*Direction*
Your answer should be one number: how many lines of the records hold the string "BezierCurve".

*Dataset content*

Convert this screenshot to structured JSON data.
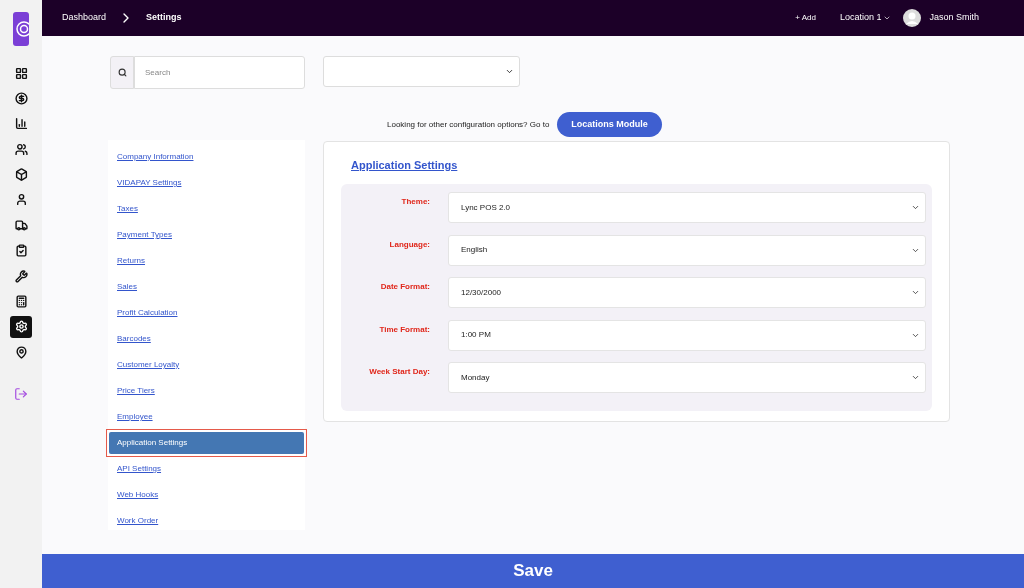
{
  "sidebar": {
    "items": [
      {
        "kind": "grid",
        "selected": false
      },
      {
        "kind": "dollar",
        "selected": false
      },
      {
        "kind": "chart",
        "selected": false
      },
      {
        "kind": "users",
        "selected": false
      },
      {
        "kind": "box",
        "selected": false
      },
      {
        "kind": "user",
        "selected": false
      },
      {
        "kind": "dolly",
        "selected": false
      },
      {
        "kind": "clipboard",
        "selected": false
      },
      {
        "kind": "tools",
        "selected": false
      },
      {
        "kind": "register",
        "selected": false
      },
      {
        "kind": "gear",
        "selected": true
      },
      {
        "kind": "pin",
        "selected": false
      }
    ]
  },
  "topbar": {
    "breadcrumb": [
      "Dashboard",
      "Settings"
    ],
    "add": "+ Add",
    "location": "Location 1",
    "user": "Jason Smith"
  },
  "search": {
    "placeholder": "Search"
  },
  "notice": {
    "text": "Looking for other configuration options? Go to",
    "button": "Locations Module"
  },
  "menu": [
    {
      "label": "Company Information",
      "selected": false
    },
    {
      "label": "VIDAPAY Settings",
      "selected": false
    },
    {
      "label": "Taxes",
      "selected": false
    },
    {
      "label": "Payment Types",
      "selected": false
    },
    {
      "label": "Returns",
      "selected": false
    },
    {
      "label": "Sales",
      "selected": false
    },
    {
      "label": "Profit Calculation",
      "selected": false
    },
    {
      "label": "Barcodes",
      "selected": false
    },
    {
      "label": "Customer Loyalty",
      "selected": false
    },
    {
      "label": "Price Tiers",
      "selected": false
    },
    {
      "label": "Employee",
      "selected": false
    },
    {
      "label": "Application Settings",
      "selected": true
    },
    {
      "label": "API Settings",
      "selected": false
    },
    {
      "label": "Web Hooks",
      "selected": false
    },
    {
      "label": "Work Order",
      "selected": false
    }
  ],
  "panel": {
    "title": "Application Settings",
    "fields": [
      {
        "label": "Theme:",
        "value": "Lync POS 2.0"
      },
      {
        "label": "Language:",
        "value": "English"
      },
      {
        "label": "Date Format:",
        "value": "12/30/2000"
      },
      {
        "label": "Time Format:",
        "value": "1:00 PM"
      },
      {
        "label": "Week Start Day:",
        "value": "Monday"
      }
    ]
  },
  "save_button": "Save"
}
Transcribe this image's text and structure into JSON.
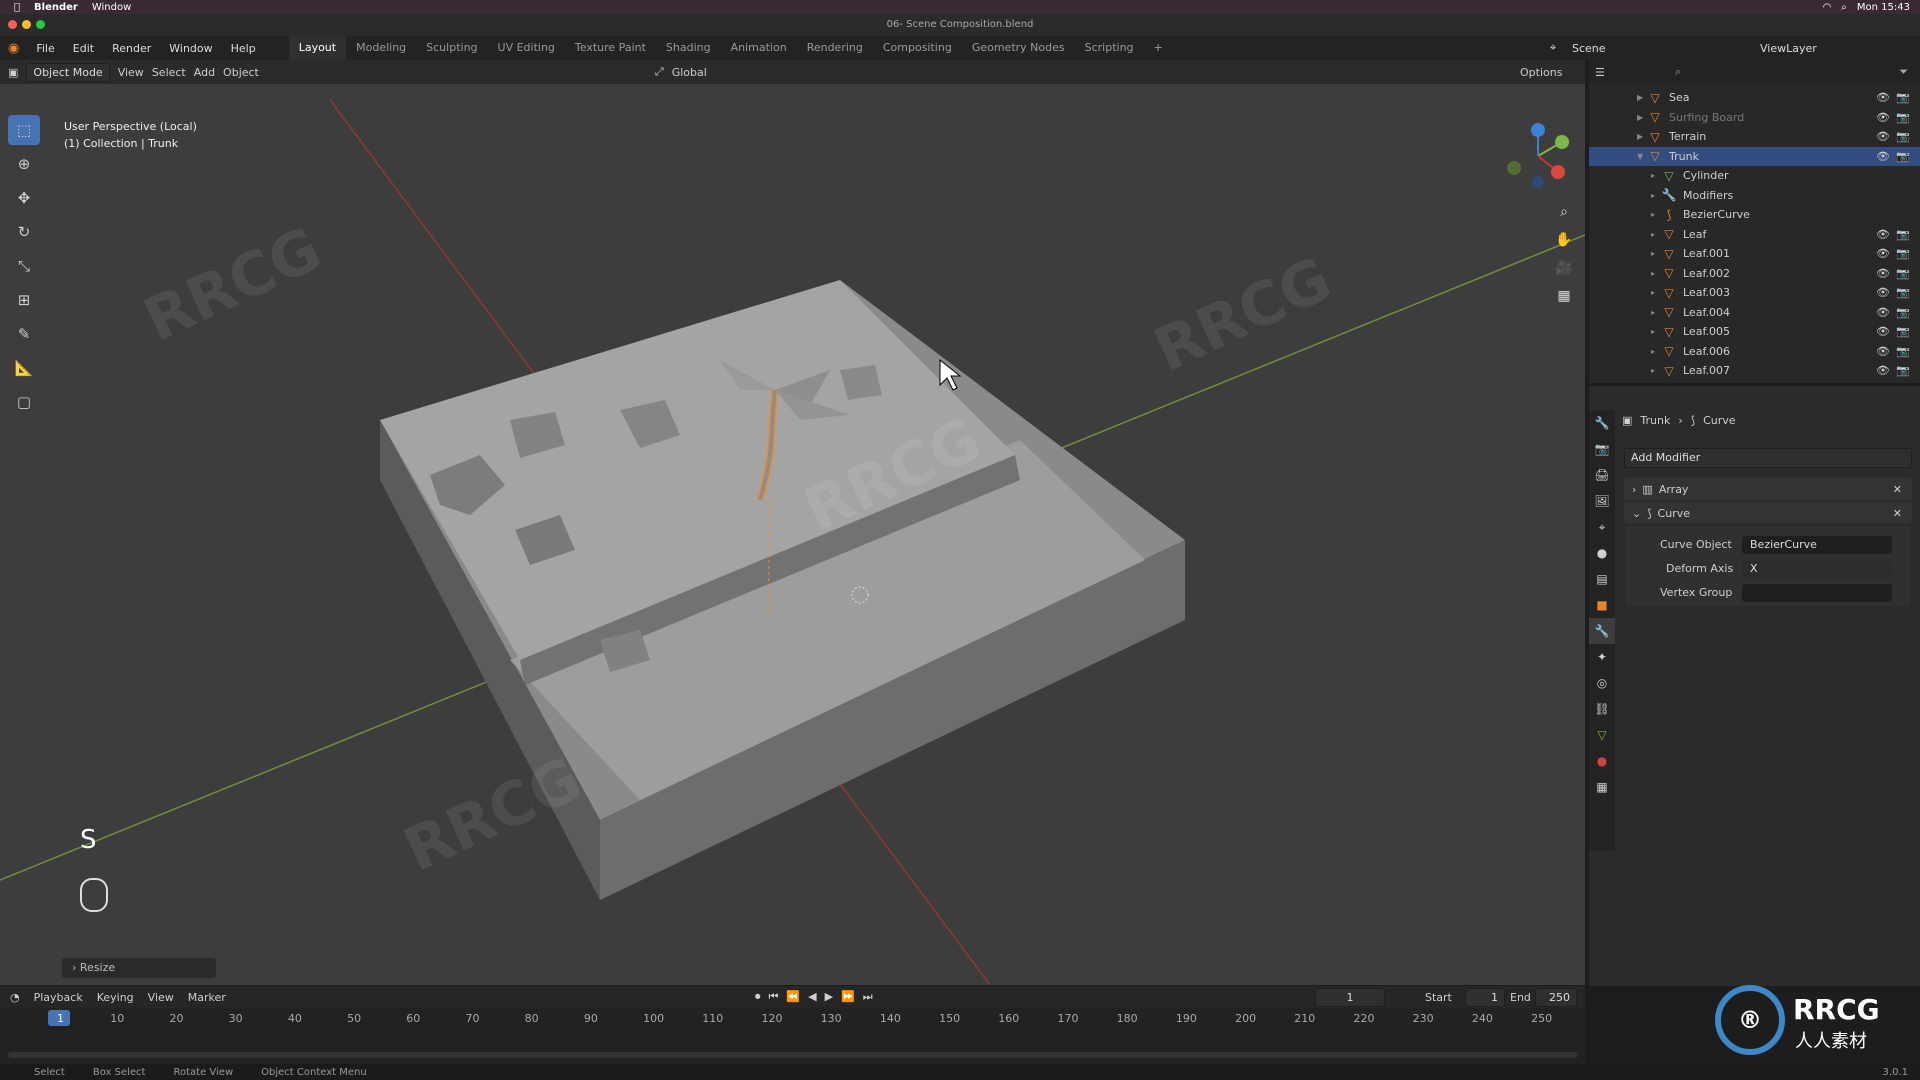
{
  "macbar": {
    "app": "Blender",
    "menu_window": "Window",
    "clock": "Mon 15:43"
  },
  "title": "06- Scene Composition.blend",
  "watermark_tag": "RRCG",
  "menu": [
    "File",
    "Edit",
    "Render",
    "Window",
    "Help"
  ],
  "workspaces": [
    "Layout",
    "Modeling",
    "Sculpting",
    "UV Editing",
    "Texture Paint",
    "Shading",
    "Animation",
    "Rendering",
    "Compositing",
    "Geometry Nodes",
    "Scripting"
  ],
  "active_workspace": "Layout",
  "scene_label": "Scene",
  "viewlayer_label": "ViewLayer",
  "viewport_header": {
    "mode": "Object Mode",
    "view": "View",
    "select": "Select",
    "add": "Add",
    "object": "Object",
    "transform": "Global",
    "options": "Options"
  },
  "viewport_info": {
    "line1": "User Perspective (Local)",
    "line2": "(1) Collection | Trunk"
  },
  "key_hint": "S",
  "resize_panel": "Resize",
  "outliner_rows": [
    {
      "name": "Sea",
      "level": 1,
      "icon": "mesh-object-icon"
    },
    {
      "name": "Surfing Board",
      "level": 1,
      "icon": "mesh-object-icon"
    },
    {
      "name": "Terrain",
      "level": 1,
      "icon": "mesh-object-icon"
    },
    {
      "name": "Trunk",
      "level": 1,
      "icon": "mesh-object-icon",
      "selected": true
    },
    {
      "name": "Cylinder",
      "level": 2,
      "icon": "mesh-data-icon"
    },
    {
      "name": "Modifiers",
      "level": 2,
      "icon": "wrench-icon"
    },
    {
      "name": "BezierCurve",
      "level": 2,
      "icon": "curve-icon"
    },
    {
      "name": "Leaf",
      "level": 2,
      "icon": "mesh-object-icon"
    },
    {
      "name": "Leaf.001",
      "level": 2,
      "icon": "mesh-object-icon"
    },
    {
      "name": "Leaf.002",
      "level": 2,
      "icon": "mesh-object-icon"
    },
    {
      "name": "Leaf.003",
      "level": 2,
      "icon": "mesh-object-icon"
    },
    {
      "name": "Leaf.004",
      "level": 2,
      "icon": "mesh-object-icon"
    },
    {
      "name": "Leaf.005",
      "level": 2,
      "icon": "mesh-object-icon"
    },
    {
      "name": "Leaf.006",
      "level": 2,
      "icon": "mesh-object-icon"
    },
    {
      "name": "Leaf.007",
      "level": 2,
      "icon": "mesh-object-icon"
    }
  ],
  "props": {
    "breadcrumb_obj": "Trunk",
    "breadcrumb_mod": "Curve",
    "add_modifier": "Add Modifier",
    "modifiers": [
      "Array",
      "Curve"
    ],
    "curve_object_label": "Curve Object",
    "curve_object_value": "BezierCurve",
    "deform_axis_label": "Deform Axis",
    "deform_axis_value": "X",
    "vertex_group_label": "Vertex Group"
  },
  "timeline": {
    "menus": [
      "Playback",
      "Keying",
      "View",
      "Marker"
    ],
    "current_frame": "1",
    "start_label": "Start",
    "start": "1",
    "end_label": "End",
    "end": "250",
    "ticks": [
      "1",
      "10",
      "20",
      "30",
      "40",
      "50",
      "60",
      "70",
      "80",
      "90",
      "100",
      "110",
      "120",
      "130",
      "140",
      "150",
      "160",
      "170",
      "180",
      "190",
      "200",
      "210",
      "220",
      "230",
      "240",
      "250"
    ]
  },
  "status": [
    "Select",
    "Box Select",
    "Rotate View",
    "Object Context Menu"
  ],
  "version": "3.0.1",
  "logo": {
    "brand": "RRCG",
    "sub": "人人素材"
  },
  "colors": {
    "accent": "#4772b3",
    "selection": "#f08d2b",
    "x_axis": "#c0392b",
    "y_axis": "#7ab84a"
  }
}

*Result*
2